> **The input**:
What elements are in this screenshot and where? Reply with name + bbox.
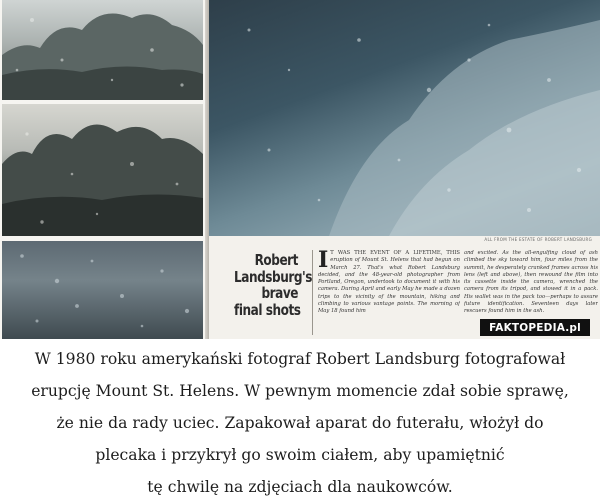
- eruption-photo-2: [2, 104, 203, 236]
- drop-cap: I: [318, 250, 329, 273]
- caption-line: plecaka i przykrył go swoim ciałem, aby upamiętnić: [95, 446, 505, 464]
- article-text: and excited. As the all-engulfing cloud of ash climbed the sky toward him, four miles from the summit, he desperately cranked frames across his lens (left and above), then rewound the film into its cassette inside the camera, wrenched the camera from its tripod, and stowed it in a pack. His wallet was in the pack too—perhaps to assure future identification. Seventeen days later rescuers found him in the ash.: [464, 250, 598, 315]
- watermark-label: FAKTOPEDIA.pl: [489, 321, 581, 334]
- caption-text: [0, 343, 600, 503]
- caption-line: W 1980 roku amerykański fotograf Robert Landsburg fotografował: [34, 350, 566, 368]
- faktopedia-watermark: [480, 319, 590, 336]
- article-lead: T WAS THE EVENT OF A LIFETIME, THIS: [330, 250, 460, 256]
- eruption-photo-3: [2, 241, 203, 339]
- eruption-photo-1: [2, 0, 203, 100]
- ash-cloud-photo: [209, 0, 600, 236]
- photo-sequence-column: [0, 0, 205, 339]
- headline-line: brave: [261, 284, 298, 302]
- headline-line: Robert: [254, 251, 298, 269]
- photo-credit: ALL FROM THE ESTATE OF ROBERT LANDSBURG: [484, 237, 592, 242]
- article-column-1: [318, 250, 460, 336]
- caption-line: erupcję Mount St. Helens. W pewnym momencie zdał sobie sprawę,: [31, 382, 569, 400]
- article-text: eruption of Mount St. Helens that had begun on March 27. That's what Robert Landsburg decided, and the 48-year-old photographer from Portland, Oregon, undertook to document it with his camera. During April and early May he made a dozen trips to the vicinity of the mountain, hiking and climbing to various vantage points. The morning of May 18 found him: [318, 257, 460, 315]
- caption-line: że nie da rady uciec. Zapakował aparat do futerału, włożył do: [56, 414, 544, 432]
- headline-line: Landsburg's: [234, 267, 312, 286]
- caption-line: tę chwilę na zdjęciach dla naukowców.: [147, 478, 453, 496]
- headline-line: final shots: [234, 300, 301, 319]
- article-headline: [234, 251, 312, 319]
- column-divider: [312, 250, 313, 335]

* * *

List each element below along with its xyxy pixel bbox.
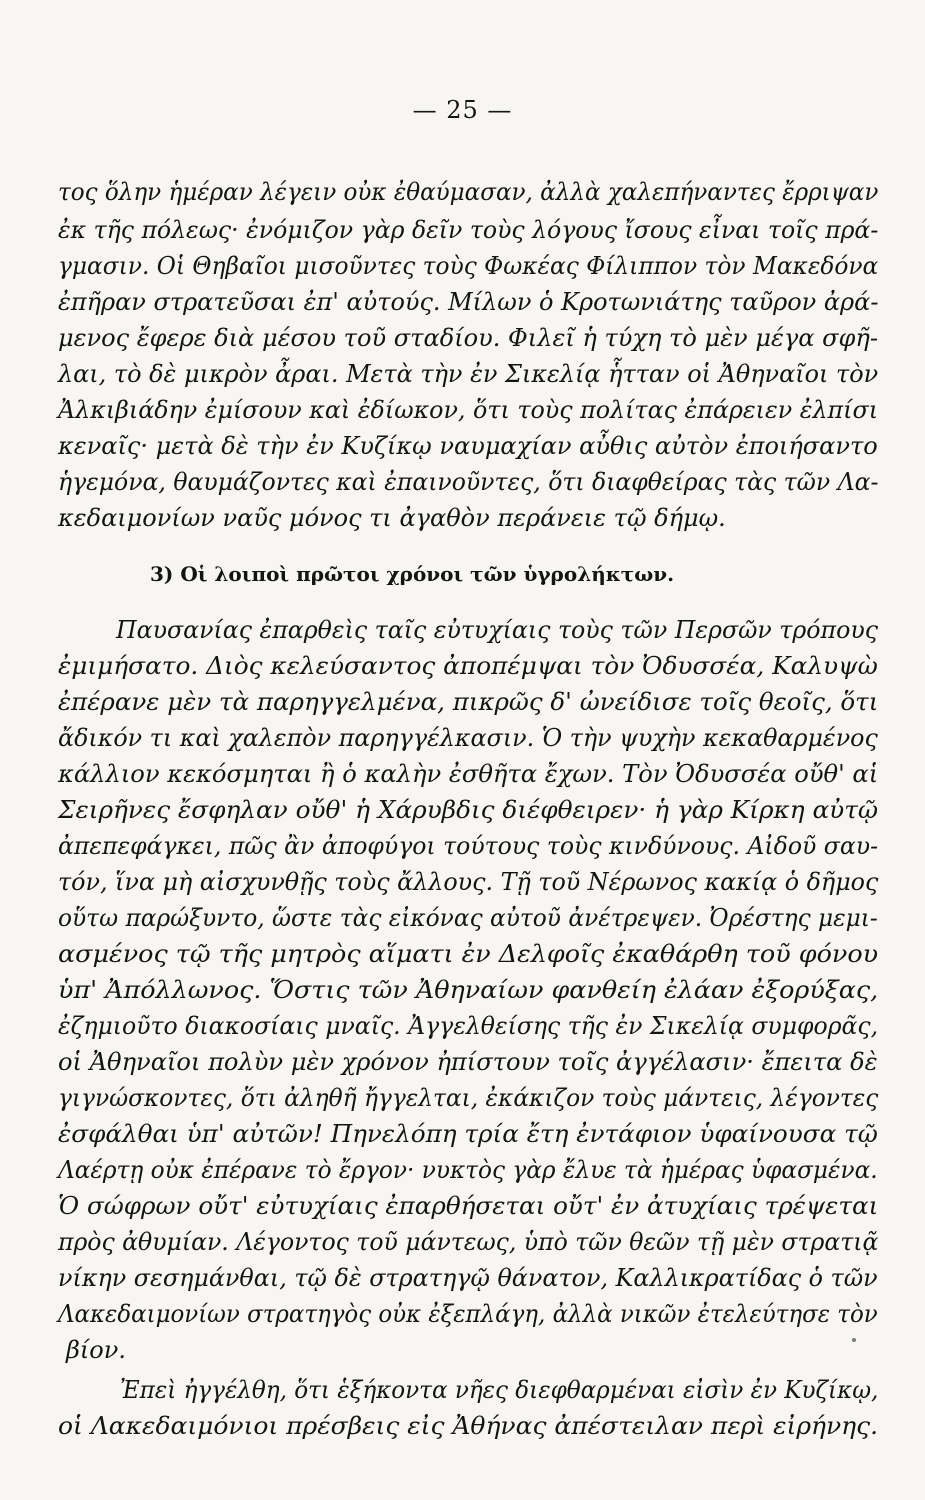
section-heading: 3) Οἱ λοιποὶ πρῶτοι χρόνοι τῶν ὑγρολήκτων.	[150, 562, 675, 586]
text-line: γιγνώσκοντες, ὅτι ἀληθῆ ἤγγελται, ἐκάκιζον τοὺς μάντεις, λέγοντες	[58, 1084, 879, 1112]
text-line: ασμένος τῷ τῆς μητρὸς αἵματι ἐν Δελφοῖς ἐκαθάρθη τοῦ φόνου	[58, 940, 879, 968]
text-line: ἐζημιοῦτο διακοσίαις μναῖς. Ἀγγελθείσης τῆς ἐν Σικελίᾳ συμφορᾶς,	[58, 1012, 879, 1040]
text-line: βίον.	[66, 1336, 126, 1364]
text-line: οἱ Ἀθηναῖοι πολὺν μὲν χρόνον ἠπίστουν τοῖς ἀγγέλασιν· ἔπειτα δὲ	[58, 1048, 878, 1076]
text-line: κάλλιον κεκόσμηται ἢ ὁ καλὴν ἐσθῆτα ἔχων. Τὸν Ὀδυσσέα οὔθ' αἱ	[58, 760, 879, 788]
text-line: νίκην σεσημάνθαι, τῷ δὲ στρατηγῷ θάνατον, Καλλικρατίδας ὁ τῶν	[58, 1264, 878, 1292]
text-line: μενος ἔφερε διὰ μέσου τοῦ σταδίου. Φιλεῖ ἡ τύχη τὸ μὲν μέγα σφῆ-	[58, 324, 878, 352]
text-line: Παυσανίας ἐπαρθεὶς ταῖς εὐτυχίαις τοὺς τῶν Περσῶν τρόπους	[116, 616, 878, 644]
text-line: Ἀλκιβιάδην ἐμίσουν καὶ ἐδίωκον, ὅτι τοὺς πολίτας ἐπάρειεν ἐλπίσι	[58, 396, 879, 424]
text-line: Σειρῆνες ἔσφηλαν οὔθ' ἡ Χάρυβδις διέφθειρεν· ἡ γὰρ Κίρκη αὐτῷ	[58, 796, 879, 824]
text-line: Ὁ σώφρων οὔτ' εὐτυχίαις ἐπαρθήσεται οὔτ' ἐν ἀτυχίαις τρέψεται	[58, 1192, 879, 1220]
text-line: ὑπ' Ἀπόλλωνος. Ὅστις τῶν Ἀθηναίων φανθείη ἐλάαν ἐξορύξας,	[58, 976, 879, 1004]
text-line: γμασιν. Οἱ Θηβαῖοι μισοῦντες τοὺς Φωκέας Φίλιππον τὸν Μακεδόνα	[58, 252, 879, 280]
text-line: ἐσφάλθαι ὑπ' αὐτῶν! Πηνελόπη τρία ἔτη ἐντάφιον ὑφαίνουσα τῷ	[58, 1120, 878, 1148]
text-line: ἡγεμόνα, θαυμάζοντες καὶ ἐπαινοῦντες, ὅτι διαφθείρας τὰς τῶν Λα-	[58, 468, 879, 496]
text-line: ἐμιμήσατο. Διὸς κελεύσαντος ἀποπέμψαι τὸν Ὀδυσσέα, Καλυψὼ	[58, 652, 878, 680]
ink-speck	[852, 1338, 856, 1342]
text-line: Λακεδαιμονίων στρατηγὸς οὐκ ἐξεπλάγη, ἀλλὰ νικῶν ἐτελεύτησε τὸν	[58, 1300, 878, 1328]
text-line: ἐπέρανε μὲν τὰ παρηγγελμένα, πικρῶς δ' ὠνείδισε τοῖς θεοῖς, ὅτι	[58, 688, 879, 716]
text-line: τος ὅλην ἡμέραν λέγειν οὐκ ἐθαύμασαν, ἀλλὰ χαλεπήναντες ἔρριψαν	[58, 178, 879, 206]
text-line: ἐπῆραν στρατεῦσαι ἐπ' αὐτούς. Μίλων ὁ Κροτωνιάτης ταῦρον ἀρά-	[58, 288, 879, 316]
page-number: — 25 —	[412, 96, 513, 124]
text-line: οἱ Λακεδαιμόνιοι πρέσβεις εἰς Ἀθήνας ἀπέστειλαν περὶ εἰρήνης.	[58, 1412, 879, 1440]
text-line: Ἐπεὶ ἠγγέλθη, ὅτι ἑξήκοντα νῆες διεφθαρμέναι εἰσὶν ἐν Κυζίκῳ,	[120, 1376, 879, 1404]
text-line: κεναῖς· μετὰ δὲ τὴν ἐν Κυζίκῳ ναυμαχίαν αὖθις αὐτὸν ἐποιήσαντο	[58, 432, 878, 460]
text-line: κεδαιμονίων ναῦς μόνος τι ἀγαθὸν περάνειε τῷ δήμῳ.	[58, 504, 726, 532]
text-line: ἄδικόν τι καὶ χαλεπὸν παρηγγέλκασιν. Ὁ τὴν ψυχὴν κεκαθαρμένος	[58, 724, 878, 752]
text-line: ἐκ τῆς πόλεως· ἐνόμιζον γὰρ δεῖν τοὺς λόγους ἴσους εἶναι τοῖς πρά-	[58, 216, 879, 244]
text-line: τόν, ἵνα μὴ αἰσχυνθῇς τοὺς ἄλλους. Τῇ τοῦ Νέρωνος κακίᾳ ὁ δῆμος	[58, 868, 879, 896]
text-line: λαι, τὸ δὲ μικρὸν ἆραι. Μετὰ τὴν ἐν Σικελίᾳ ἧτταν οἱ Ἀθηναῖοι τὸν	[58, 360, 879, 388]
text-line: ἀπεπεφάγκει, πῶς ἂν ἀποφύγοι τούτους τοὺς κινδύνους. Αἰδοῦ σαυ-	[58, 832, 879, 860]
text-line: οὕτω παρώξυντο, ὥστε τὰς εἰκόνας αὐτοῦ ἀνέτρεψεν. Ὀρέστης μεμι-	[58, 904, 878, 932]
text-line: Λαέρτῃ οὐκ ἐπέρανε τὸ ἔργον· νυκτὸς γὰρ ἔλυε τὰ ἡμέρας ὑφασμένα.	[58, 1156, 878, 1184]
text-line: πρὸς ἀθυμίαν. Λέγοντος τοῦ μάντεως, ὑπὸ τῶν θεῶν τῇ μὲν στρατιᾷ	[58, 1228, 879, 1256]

--

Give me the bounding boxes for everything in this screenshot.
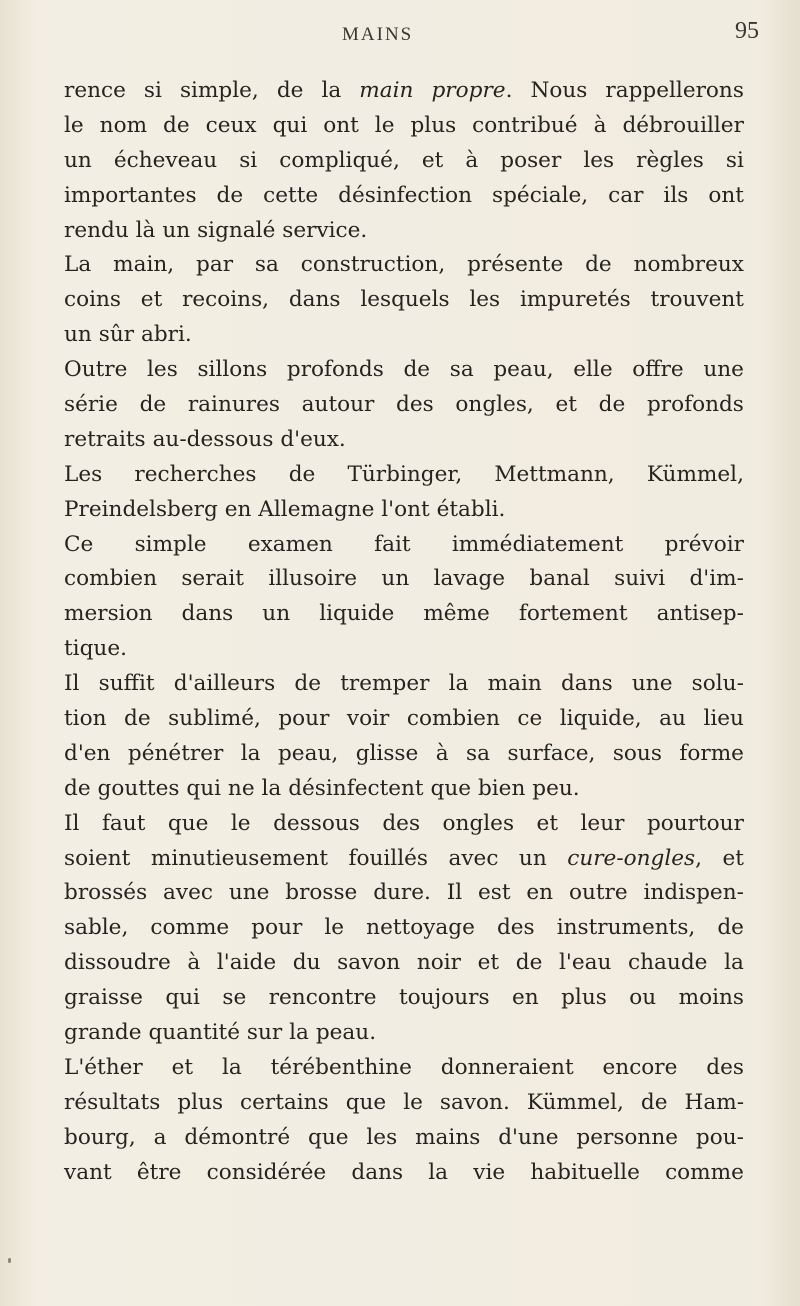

> **What is needed**:
Repeat word for word the part of the records that opens with the line containing "What elements are" and closes with the line containing "- caption-line: erupcję", both lines included, leaving out the pictures.

> **Reply**:
What elements are in this screenshot and where? Reply with name + bbox.
- eruption-photo-2: [2, 104, 203, 236]
- drop-cap: I: [318, 250, 329, 273]
- caption-line: plecaka i przykrył go swoim ciałem, aby upamiętnić: [95, 446, 505, 464]
- article-text: and excited. As the all-engulfing cloud of ash climbed the sky toward him, four miles from the summit, he desperately cranked frames across his lens (left and above), then rewound the film into its cassette inside the camera, wrenched the camera from its tripod, and stowed it in a pack. His wallet was in the pack too—perhaps to assure future identification. Seventeen days later rescuers found him in the ash.: [464, 250, 598, 315]
- watermark-label: FAKTOPEDIA.pl: [489, 321, 581, 334]
- caption-text: [0, 343, 600, 503]
- caption-line: W 1980 roku amerykański fotograf Robert Landsburg fotografował: [34, 350, 566, 368]
- faktopedia-watermark: [480, 319, 590, 336]
- article-lead: T WAS THE EVENT OF A LIFETIME, THIS: [330, 250, 460, 256]
- eruption-photo-3: [2, 241, 203, 339]
- eruption-photo-1: [2, 0, 203, 100]
- ash-cloud-photo: [209, 0, 600, 236]
- photo-sequence-column: [0, 0, 205, 339]
- headline-line: brave: [261, 284, 298, 302]
- headline-line: Robert: [254, 251, 298, 269]
- photo-credit: ALL FROM THE ESTATE OF ROBERT LANDSBURG: [484, 237, 592, 242]
- article-column-1: [318, 250, 460, 336]
- caption-line: erupcję Mount St. Helens. W pewnym momencie zdał sobie sprawę,: [31, 382, 569, 400]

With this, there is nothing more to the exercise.